## Required task A
Translate this sentence from the angular velocity explanation below into French: "The orbital angular velocity is the rate of change of angle with respect to time: \(\omega =\frac {d\theta }{dt}\)."
## Required task B
Carry on the angular velocity explanation below, picking up right after its final sentence.

## Source text
--- start ---
The point is moving in a circular moition at radius \(r\), with position given by the angular displacement \(\theta (t)\) from the x-axis.
The orbital angular velocity is the rate of change of angle with respect to time: \(\omega =\frac {d\theta }{dt}\).
If \(\theta\) is measured in radians, by definition the arc-length from the positive x-axis around the circle to the particle is \(s =r\theta \).
It follows that the linear velocity is:
\[v(t)=\frac {ds }{dt}=r\omega (t)\]
and\[\omega =\frac {v}{r}\].
You can see from the above relationship that even if \(\omega\) is constant, \(v\) will differ based on \(r\). If you refer to points p1 and p2 on the diagram above, this should intuitively make sense - p1 which is further away from the centre you would expect to be moving faster than p2, which is close to the centre.
In otherwords, if a body is rotating, the speed at a particular point would be different from the speed at another point. On the otherhand if the body is not rotating, the velocity at any point on the body would be the same.
--- end ---
Entries from a dataset:
--- start ---
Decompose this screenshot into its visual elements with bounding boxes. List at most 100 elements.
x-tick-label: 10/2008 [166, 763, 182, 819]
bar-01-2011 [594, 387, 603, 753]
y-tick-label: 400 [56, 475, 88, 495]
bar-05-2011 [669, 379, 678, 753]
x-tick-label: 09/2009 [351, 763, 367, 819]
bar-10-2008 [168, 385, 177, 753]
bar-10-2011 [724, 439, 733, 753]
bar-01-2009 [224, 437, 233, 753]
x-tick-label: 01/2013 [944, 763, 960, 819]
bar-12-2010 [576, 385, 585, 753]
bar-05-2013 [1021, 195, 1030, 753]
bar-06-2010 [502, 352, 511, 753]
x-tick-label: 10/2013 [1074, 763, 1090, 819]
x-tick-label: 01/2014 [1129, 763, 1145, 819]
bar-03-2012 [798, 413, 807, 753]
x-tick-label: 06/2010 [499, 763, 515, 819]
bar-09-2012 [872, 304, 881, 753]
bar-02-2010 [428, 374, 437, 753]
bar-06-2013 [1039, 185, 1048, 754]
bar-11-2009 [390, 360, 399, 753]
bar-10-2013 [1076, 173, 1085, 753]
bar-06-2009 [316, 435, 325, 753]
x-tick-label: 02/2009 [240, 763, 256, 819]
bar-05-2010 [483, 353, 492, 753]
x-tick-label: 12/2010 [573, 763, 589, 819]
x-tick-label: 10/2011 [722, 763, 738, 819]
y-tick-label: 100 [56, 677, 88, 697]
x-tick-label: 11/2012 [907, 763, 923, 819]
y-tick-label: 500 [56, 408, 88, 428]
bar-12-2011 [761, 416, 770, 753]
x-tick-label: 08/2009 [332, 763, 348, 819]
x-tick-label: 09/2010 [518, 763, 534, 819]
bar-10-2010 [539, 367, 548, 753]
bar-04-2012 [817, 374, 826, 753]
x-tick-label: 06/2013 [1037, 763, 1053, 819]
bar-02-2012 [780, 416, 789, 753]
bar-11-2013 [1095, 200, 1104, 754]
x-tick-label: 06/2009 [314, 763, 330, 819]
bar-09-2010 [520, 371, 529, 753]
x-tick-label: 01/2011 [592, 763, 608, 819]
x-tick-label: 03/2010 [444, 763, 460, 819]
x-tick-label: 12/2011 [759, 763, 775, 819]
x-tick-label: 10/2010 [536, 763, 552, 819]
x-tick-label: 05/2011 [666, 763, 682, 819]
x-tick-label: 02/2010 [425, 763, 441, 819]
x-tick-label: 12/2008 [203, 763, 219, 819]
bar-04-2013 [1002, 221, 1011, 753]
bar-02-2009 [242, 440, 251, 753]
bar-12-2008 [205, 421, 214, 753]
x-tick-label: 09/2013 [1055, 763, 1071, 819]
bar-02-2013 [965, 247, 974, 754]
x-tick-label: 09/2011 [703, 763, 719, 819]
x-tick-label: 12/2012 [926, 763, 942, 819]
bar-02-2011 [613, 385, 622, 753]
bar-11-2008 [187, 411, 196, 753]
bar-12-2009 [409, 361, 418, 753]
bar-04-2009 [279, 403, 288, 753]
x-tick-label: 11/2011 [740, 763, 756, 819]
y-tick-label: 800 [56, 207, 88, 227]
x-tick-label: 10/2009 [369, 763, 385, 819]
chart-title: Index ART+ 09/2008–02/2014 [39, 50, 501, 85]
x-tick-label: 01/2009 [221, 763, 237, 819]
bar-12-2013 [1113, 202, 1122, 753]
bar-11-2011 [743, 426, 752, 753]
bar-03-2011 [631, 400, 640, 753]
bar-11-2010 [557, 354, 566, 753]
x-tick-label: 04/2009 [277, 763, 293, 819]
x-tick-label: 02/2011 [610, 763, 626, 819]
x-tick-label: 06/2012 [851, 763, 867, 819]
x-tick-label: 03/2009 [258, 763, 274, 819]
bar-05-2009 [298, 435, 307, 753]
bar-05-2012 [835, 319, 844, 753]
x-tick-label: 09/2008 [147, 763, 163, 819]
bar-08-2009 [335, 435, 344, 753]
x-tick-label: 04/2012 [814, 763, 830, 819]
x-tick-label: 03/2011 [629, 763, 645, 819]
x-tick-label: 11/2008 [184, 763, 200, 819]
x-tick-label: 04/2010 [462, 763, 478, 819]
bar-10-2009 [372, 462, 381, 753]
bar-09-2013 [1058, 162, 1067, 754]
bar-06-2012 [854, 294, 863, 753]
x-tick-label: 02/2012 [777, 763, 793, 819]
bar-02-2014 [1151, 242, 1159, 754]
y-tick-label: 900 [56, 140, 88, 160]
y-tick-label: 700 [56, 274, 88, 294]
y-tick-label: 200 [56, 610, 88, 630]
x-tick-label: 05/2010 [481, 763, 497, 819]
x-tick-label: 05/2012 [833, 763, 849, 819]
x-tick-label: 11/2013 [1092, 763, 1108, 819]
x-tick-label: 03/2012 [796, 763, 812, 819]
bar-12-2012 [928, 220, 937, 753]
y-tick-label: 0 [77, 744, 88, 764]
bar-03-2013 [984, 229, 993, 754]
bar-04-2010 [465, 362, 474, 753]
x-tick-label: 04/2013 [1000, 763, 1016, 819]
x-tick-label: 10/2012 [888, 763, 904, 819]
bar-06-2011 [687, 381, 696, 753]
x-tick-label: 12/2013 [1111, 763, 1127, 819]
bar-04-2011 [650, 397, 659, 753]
--- end ---
## Expected output A
La vitesse angulaire orbitale est le taux de variation de l'angle par rapport au temps : \(\omega =\frac {d\theta }{dt}\).

## Expected output B
When dealing with rotating objects it is important therefore to be aware of what velocity we are dealing with. Practically speaking we need to know the distance from the centre of mass, which is typically denoted by \(r\) which is a vector from the center of mass (COM) to the particular point on an object. \(r\) is often referred to as the "radius" of the point. Every single unique point on an object will have a different \(r\).
'Direction' of angular velocity
Imagine that we are working the real world of 3D, and you are looking at the "disc" from "above. The disc would be rotating counterclockwise. However, now image looking at the disc from "below" - the disc is now spinning clockwise!
If working in 3D it is critical to be precise about the "direction" of rotation, and sometimes it is helpful even when working exclusively working in 2D, to define the rotation in terms of vectors that represent the "axis of rotation".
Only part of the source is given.